_EXTRACTED DATA_.
※

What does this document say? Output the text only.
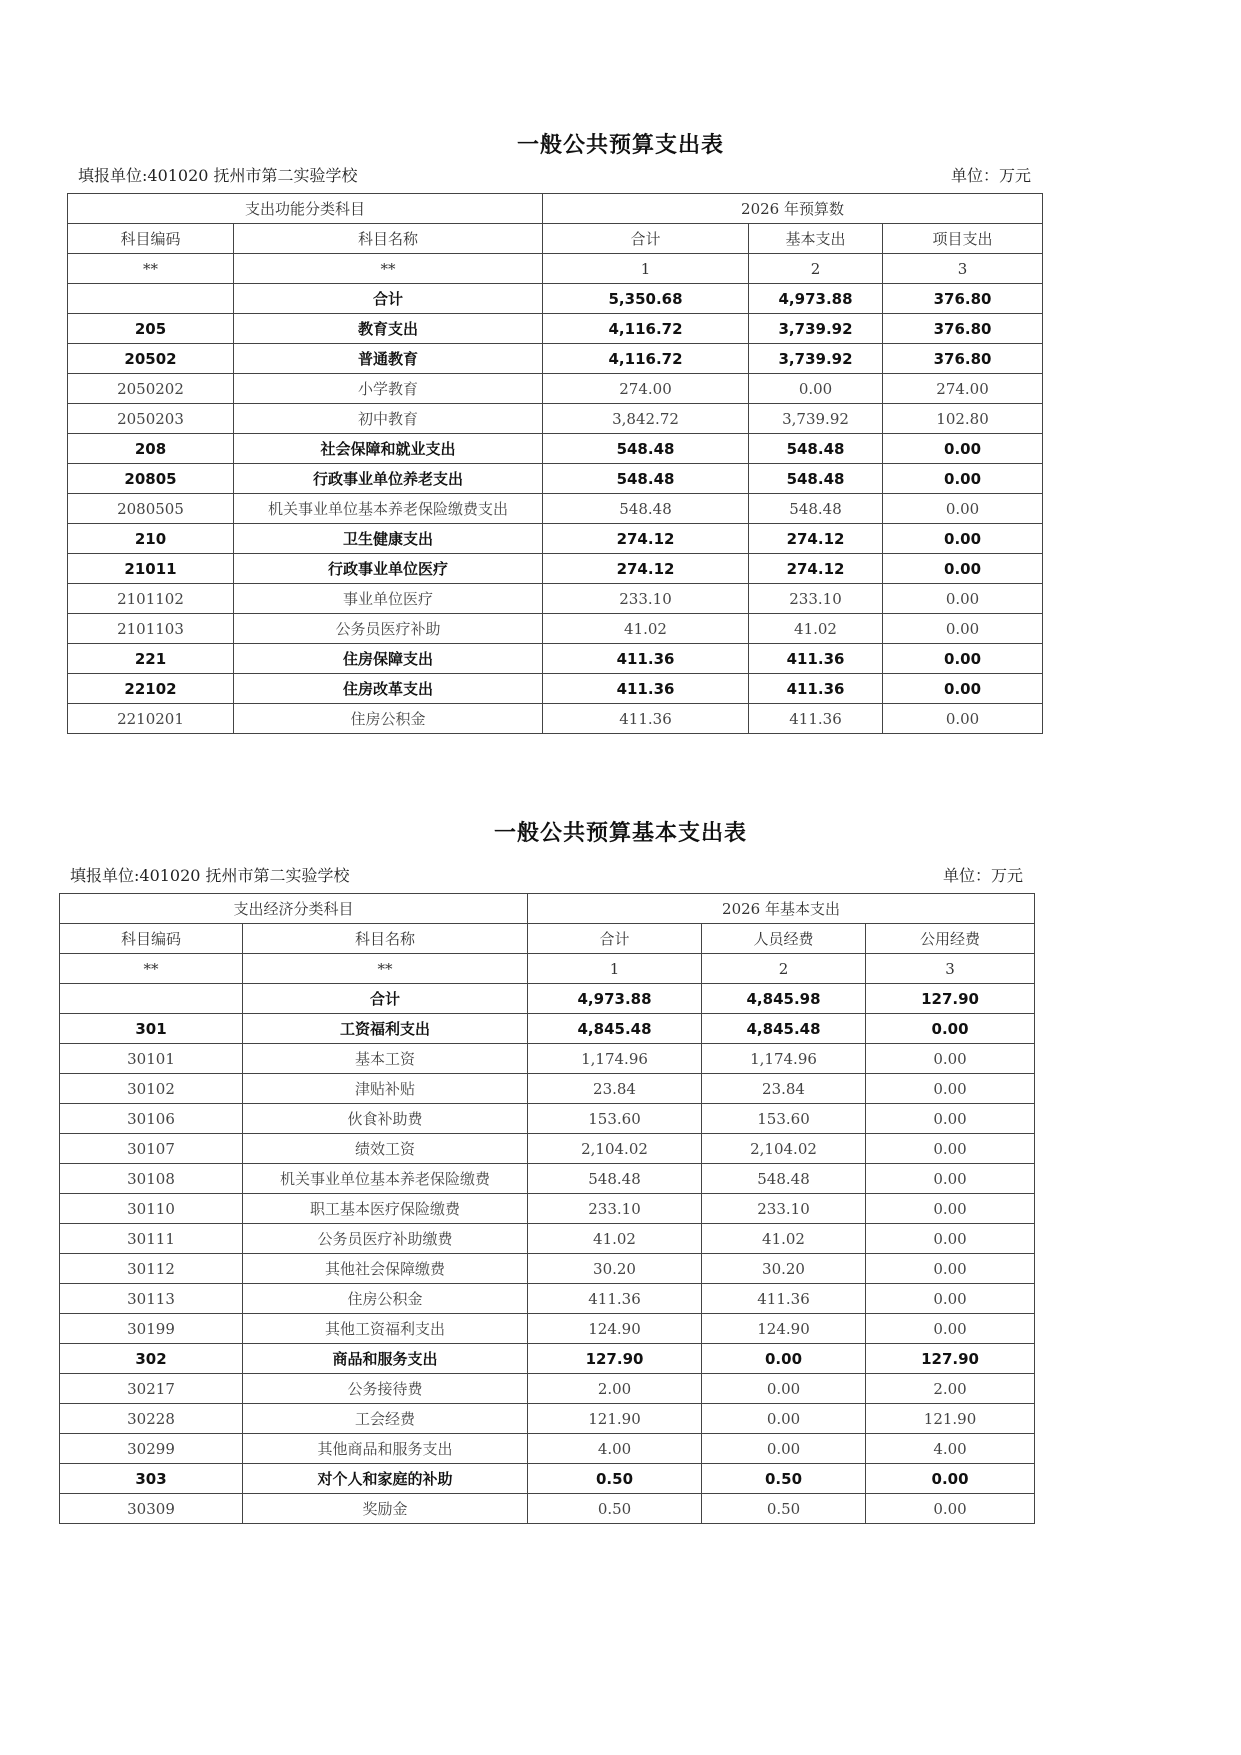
一般公共预算支出表
填报单位:401020 抚州市第二实验学校	单位：万元
支出功能分类科目		2026 年预算数		
科目编码	科目名称	合计	基本支出	项目支出
**	**	1	2	3
	合计	5,350.68	4,973.88	376.80
205	教育支出	4,116.72	3,739.92	376.80
20502	普通教育	4,116.72	3,739.92	376.80
2050202	小学教育	274.00	0.00	274.00
2050203	初中教育	3,842.72	3,739.92	102.80
208	社会保障和就业支出	548.48	548.48	0.00
20805	行政事业单位养老支出	548.48	548.48	0.00
2080505	机关事业单位基本养老保险缴费支出	548.48	548.48	0.00
210	卫生健康支出	274.12	274.12	0.00
21011	行政事业单位医疗	274.12	274.12	0.00
2101102	事业单位医疗	233.10	233.10	0.00
2101103	公务员医疗补助	41.02	41.02	0.00
221	住房保障支出	411.36	411.36	0.00
22102	住房改革支出	411.36	411.36	0.00
2210201	住房公积金	411.36	411.36	0.00
一般公共预算基本支出表
填报单位:401020 抚州市第二实验学校	单位：万元
支出经济分类科目		2026 年基本支出		
科目编码	科目名称	合计	人员经费	公用经费
**	**	1	2	3
	合计	4,973.88	4,845.98	127.90
301	工资福利支出	4,845.48	4,845.48	0.00
30101	基本工资	1,174.96	1,174.96	0.00
30102	津贴补贴	23.84	23.84	0.00
30106	伙食补助费	153.60	153.60	0.00
30107	绩效工资	2,104.02	2,104.02	0.00
30108	机关事业单位基本养老保险缴费	548.48	548.48	0.00
30110	职工基本医疗保险缴费	233.10	233.10	0.00
30111	公务员医疗补助缴费	41.02	41.02	0.00
30112	其他社会保障缴费	30.20	30.20	0.00
30113	住房公积金	411.36	411.36	0.00
30199	其他工资福利支出	124.90	124.90	0.00
302	商品和服务支出	127.90	0.00	127.90
30217	公务接待费	2.00	0.00	2.00
30228	工会经费	121.90	0.00	121.90
30299	其他商品和服务支出	4.00	0.00	4.00
303	对个人和家庭的补助	0.50	0.50	0.00
30309	奖励金	0.50	0.50	0.00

※

Reproduce the records verbatim, omitting all images they contain.

_RESPONSE TO THE EXERCISE_.
What does this document say? Output the text only.
一般公共预算支出表
填报单位:401020 抚州市第二实验学校	单位：万元
支出功能分类科目		2026 年预算数		
科目编码	科目名称	合计	基本支出	项目支出
**	**	1	2	3
	合计	5,350.68	4,973.88	376.80
205	教育支出	4,116.72	3,739.92	376.80
20502	普通教育	4,116.72	3,739.92	376.80
2050202	小学教育	274.00	0.00	274.00
2050203	初中教育	3,842.72	3,739.92	102.80
208	社会保障和就业支出	548.48	548.48	0.00
20805	行政事业单位养老支出	548.48	548.48	0.00
2080505	机关事业单位基本养老保险缴费支出	548.48	548.48	0.00
210	卫生健康支出	274.12	274.12	0.00
21011	行政事业单位医疗	274.12	274.12	0.00
2101102	事业单位医疗	233.10	233.10	0.00
2101103	公务员医疗补助	41.02	41.02	0.00
221	住房保障支出	411.36	411.36	0.00
22102	住房改革支出	411.36	411.36	0.00
2210201	住房公积金	411.36	411.36	0.00
一般公共预算基本支出表
填报单位:401020 抚州市第二实验学校	单位：万元
支出经济分类科目		2026 年基本支出		
科目编码	科目名称	合计	人员经费	公用经费
**	**	1	2	3
	合计	4,973.88	4,845.98	127.90
301	工资福利支出	4,845.48	4,845.48	0.00
30101	基本工资	1,174.96	1,174.96	0.00
30102	津贴补贴	23.84	23.84	0.00
30106	伙食补助费	153.60	153.60	0.00
30107	绩效工资	2,104.02	2,104.02	0.00
30108	机关事业单位基本养老保险缴费	548.48	548.48	0.00
30110	职工基本医疗保险缴费	233.10	233.10	0.00
30111	公务员医疗补助缴费	41.02	41.02	0.00
30112	其他社会保障缴费	30.20	30.20	0.00
30113	住房公积金	411.36	411.36	0.00
30199	其他工资福利支出	124.90	124.90	0.00
302	商品和服务支出	127.90	0.00	127.90
30217	公务接待费	2.00	0.00	2.00
30228	工会经费	121.90	0.00	121.90
30299	其他商品和服务支出	4.00	0.00	4.00
303	对个人和家庭的补助	0.50	0.50	0.00
30309	奖励金	0.50	0.50	0.00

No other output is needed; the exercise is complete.